**Task prompt:** Find each line containing the string "color" and return it.

═══ Data excerpts

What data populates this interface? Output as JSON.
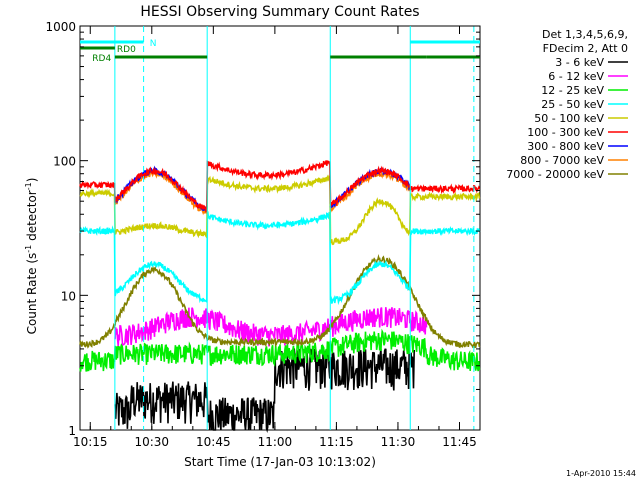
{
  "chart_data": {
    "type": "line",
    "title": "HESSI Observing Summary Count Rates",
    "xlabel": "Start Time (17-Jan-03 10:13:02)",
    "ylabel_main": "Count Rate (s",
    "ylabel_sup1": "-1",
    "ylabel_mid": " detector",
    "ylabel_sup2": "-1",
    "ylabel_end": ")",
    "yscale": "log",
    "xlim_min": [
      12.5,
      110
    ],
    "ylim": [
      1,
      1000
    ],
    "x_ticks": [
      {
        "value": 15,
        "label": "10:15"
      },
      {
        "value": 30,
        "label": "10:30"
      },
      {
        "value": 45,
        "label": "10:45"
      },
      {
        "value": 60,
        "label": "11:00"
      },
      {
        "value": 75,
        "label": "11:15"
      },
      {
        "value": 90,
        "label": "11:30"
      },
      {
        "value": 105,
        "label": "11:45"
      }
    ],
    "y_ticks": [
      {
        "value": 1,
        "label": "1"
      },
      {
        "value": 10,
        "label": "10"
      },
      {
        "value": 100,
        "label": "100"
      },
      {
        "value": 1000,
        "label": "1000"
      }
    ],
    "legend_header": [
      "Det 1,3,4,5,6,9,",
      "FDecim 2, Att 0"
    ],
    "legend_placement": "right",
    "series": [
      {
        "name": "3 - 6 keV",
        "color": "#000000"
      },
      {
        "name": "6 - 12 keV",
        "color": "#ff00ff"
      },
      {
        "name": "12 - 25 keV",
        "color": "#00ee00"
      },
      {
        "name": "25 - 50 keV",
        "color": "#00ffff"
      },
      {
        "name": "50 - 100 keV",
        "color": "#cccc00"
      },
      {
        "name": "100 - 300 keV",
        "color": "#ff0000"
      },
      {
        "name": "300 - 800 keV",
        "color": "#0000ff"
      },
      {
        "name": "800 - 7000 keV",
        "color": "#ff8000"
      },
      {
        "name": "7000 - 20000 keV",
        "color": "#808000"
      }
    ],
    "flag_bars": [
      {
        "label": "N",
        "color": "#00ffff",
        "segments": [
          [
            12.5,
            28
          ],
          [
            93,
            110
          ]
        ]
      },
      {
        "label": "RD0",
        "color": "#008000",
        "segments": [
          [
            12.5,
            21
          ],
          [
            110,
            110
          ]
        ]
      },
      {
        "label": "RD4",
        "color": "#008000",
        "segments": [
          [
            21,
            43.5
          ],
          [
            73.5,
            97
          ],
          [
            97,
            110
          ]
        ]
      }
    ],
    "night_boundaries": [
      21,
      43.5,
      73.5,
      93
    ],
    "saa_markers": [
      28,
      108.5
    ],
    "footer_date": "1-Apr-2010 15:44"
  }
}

══════

**Task solution:**
        "color": "#000000"
        "color": "#ff00ff"
        "color": "#00ee00"
        "color": "#00ffff"
        "color": "#cccc00"
        "color": "#ff0000"
        "color": "#0000ff"
        "color": "#ff8000"
        "color": "#808000"
        "color": "#00ffff",
        "color": "#008000",
        "color": "#008000",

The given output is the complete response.